WORK TO COMPLETE:
Print all the entries verbatim.
==== DATA EXCERPTS ====
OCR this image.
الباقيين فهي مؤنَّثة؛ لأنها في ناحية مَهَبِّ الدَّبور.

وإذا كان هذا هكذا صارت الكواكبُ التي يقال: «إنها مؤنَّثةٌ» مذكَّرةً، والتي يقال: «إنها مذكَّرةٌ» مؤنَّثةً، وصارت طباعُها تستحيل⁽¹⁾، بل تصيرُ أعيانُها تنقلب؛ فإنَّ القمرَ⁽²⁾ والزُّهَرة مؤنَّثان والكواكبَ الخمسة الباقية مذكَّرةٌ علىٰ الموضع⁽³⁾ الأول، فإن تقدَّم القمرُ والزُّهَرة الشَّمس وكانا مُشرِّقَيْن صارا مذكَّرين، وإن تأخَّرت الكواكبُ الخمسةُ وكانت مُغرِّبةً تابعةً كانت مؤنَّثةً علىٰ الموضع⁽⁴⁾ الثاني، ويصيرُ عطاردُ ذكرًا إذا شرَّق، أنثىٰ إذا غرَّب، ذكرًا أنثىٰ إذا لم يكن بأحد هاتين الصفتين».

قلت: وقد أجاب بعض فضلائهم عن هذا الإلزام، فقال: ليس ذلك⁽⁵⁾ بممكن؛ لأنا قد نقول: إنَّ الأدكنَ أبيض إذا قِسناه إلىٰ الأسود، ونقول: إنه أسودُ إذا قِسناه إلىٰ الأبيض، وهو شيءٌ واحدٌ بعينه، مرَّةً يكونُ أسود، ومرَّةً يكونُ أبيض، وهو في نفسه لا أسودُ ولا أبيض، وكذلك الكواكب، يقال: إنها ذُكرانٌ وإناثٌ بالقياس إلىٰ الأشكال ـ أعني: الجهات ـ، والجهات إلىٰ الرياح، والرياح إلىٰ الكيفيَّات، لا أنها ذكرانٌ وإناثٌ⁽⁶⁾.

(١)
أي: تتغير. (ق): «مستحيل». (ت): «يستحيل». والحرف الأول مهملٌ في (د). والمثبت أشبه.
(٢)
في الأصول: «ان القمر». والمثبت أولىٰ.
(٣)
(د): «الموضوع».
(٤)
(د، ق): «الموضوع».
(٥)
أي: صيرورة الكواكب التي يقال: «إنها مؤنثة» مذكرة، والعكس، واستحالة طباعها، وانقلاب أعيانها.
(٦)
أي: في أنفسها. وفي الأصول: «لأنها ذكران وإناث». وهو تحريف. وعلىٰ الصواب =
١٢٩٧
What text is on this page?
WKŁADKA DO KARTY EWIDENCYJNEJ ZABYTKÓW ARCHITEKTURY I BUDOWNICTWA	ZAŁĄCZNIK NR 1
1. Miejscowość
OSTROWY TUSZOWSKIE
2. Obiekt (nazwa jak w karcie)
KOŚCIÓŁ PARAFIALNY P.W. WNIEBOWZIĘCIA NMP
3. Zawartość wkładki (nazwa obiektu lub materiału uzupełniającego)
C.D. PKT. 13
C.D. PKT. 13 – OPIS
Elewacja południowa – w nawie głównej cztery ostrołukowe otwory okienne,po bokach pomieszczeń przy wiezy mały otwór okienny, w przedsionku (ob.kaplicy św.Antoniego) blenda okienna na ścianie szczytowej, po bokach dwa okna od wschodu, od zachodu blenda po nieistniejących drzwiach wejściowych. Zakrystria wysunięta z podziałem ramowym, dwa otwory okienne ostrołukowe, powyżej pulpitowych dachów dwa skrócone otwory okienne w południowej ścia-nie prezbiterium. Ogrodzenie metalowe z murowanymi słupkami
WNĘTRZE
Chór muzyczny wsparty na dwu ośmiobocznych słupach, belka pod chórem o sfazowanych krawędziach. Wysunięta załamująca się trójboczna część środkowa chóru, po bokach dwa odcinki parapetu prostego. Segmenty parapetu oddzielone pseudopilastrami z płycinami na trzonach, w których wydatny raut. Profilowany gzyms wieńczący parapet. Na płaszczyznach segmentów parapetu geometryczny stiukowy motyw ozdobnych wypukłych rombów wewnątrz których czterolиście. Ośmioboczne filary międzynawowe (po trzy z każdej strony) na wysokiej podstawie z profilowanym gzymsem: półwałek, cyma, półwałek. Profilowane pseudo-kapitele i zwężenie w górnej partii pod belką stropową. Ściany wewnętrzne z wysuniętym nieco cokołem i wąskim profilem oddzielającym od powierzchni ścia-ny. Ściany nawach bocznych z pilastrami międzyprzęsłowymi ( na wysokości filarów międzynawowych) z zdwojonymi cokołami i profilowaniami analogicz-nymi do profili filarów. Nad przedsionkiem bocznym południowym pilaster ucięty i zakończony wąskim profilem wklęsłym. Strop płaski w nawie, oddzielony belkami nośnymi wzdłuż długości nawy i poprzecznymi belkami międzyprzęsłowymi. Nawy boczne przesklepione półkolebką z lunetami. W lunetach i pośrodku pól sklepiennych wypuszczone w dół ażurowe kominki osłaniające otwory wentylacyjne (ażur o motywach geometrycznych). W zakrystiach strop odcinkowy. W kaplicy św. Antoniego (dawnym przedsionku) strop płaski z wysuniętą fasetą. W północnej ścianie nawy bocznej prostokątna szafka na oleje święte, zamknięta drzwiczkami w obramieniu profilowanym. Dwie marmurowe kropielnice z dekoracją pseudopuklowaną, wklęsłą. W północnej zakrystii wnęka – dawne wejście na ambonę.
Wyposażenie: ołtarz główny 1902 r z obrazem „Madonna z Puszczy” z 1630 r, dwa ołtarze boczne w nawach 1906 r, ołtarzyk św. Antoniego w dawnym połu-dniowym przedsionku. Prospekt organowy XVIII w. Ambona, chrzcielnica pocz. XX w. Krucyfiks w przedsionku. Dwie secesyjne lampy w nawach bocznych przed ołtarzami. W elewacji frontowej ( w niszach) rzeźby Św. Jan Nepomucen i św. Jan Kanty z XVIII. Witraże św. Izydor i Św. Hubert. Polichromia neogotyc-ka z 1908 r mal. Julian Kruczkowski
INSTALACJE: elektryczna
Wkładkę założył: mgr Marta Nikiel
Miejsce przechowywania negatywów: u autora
====
RESULT OF THE EXERCISE:
OCR this image.
الباقيين فهي مؤنَّثة؛ لأنها في ناحية مَهَبِّ الدَّبور.

وإذا كان هذا هكذا صارت الكواكبُ التي يقال: «إنها مؤنَّثةٌ» مذكَّرةً، والتي يقال: «إنها مذكَّرةٌ» مؤنَّثةً، وصارت طباعُها تستحيل⁽¹⁾، بل تصيرُ أعيانُها تنقلب؛ فإنَّ القمرَ⁽²⁾ والزُّهَرة مؤنَّثان والكواكبَ الخمسة الباقية مذكَّرةٌ علىٰ الموضع⁽³⁾ الأول، فإن تقدَّم القمرُ والزُّهَرة الشَّمس وكانا مُشرِّقَيْن صارا مذكَّرين، وإن تأخَّرت الكواكبُ الخمسةُ وكانت مُغرِّبةً تابعةً كانت مؤنَّثةً علىٰ الموضع⁽⁴⁾ الثاني، ويصيرُ عطاردُ ذكرًا إذا شرَّق، أنثىٰ إذا غرَّب، ذكرًا أنثىٰ إذا لم يكن بأحد هاتين الصفتين».

قلت: وقد أجاب بعض فضلائهم عن هذا الإلزام، فقال: ليس ذلك⁽⁵⁾ بممكن؛ لأنا قد نقول: إنَّ الأدكنَ أبيض إذا قِسناه إلىٰ الأسود، ونقول: إنه أسودُ إذا قِسناه إلىٰ الأبيض، وهو شيءٌ واحدٌ بعينه، مرَّةً يكونُ أسود، ومرَّةً يكونُ أبيض، وهو في نفسه لا أسودُ ولا أبيض، وكذلك الكواكب، يقال: إنها ذُكرانٌ وإناثٌ بالقياس إلىٰ الأشكال ـ أعني: الجهات ـ، والجهات إلىٰ الرياح، والرياح إلىٰ الكيفيَّات، لا أنها ذكرانٌ وإناثٌ⁽⁶⁾.

(١)
أي: تتغير. (ق): «مستحيل». (ت): «يستحيل». والحرف الأول مهملٌ في (د). والمثبت أشبه.
(٢)
في الأصول: «ان القمر». والمثبت أولىٰ.
(٣)
(د): «الموضوع».
(٤)
(د، ق): «الموضوع».
(٥)
أي: صيرورة الكواكب التي يقال: «إنها مؤنثة» مذكرة، والعكس، واستحالة طباعها، وانقلاب أعيانها.
(٦)
أي: في أنفسها. وفي الأصول: «لأنها ذكران وإناث». وهو تحريف. وعلىٰ الصواب =
١٢٩٧
What text is on this page?
WKŁADKA DO KARTY EWIDENCYJNEJ ZABYTKÓW ARCHITEKTURY I BUDOWNICTWA	ZAŁĄCZNIK NR 1
1. Miejscowość
OSTROWY TUSZOWSKIE
2. Obiekt (nazwa jak w karcie)
KOŚCIÓŁ PARAFIALNY P.W. WNIEBOWZIĘCIA NMP
3. Zawartość wkładki (nazwa obiektu lub materiału uzupełniającego)
C.D. PKT. 13
C.D. PKT. 13 – OPIS
Elewacja południowa – w nawie głównej cztery ostrołukowe otwory okienne,po bokach pomieszczeń przy wiezy mały otwór okienny, w przedsionku (ob.kaplicy św.Antoniego) blenda okienna na ścianie szczytowej, po bokach dwa okna od wschodu, od zachodu blenda po nieistniejących drzwiach wejściowych. Zakrystria wysunięta z podziałem ramowym, dwa otwory okienne ostrołukowe, powyżej pulpitowych dachów dwa skrócone otwory okienne w południowej ścia-nie prezbiterium. Ogrodzenie metalowe z murowanymi słupkami
WNĘTRZE
Chór muzyczny wsparty na dwu ośmiobocznych słupach, belka pod chórem o sfazowanych krawędziach. Wysunięta załamująca się trójboczna część środkowa chóru, po bokach dwa odcinki parapetu prostego. Segmenty parapetu oddzielone pseudopilastrami z płycinami na trzonach, w których wydatny raut. Profilowany gzyms wieńczący parapet. Na płaszczyznach segmentów parapetu geometryczny stiukowy motyw ozdobnych wypukłych rombów wewnątrz których czterolиście. Ośmioboczne filary międzynawowe (po trzy z każdej strony) na wysokiej podstawie z profilowanym gzymsem: półwałek, cyma, półwałek. Profilowane pseudo-kapitele i zwężenie w górnej partii pod belką stropową. Ściany wewnętrzne z wysuniętym nieco cokołem i wąskim profilem oddzielającym od powierzchni ścia-ny. Ściany nawach bocznych z pilastrami międzyprzęsłowymi ( na wysokości filarów międzynawowych) z zdwojonymi cokołami i profilowaniami analogicz-nymi do profili filarów. Nad przedsionkiem bocznym południowym pilaster ucięty i zakończony wąskim profilem wklęsłym. Strop płaski w nawie, oddzielony belkami nośnymi wzdłuż długości nawy i poprzecznymi belkami międzyprzęsłowymi. Nawy boczne przesklepione półkolebką z lunetami. W lunetach i pośrodku pól sklepiennych wypuszczone w dół ażurowe kominki osłaniające otwory wentylacyjne (ażur o motywach geometrycznych). W zakrystiach strop odcinkowy. W kaplicy św. Antoniego (dawnym przedsionku) strop płaski z wysuniętą fasetą. W północnej ścianie nawy bocznej prostokątna szafka na oleje święte, zamknięta drzwiczkami w obramieniu profilowanym. Dwie marmurowe kropielnice z dekoracją pseudopuklowaną, wklęsłą. W północnej zakrystii wnęka – dawne wejście na ambonę.
Wyposażenie: ołtarz główny 1902 r z obrazem „Madonna z Puszczy” z 1630 r, dwa ołtarze boczne w nawach 1906 r, ołtarzyk św. Antoniego w dawnym połu-dniowym przedsionku. Prospekt organowy XVIII w. Ambona, chrzcielnica pocz. XX w. Krucyfiks w przedsionku. Dwie secesyjne lampy w nawach bocznych przed ołtarzami. W elewacji frontowej ( w niszach) rzeźby Św. Jan Nepomucen i św. Jan Kanty z XVIII. Witraże św. Izydor i Św. Hubert. Polichromia neogotyc-ka z 1908 r mal. Julian Kruczkowski
INSTALACJE: elektryczna
Wkładkę założył: mgr Marta Nikiel
Miejsce przechowywania negatywów: u autora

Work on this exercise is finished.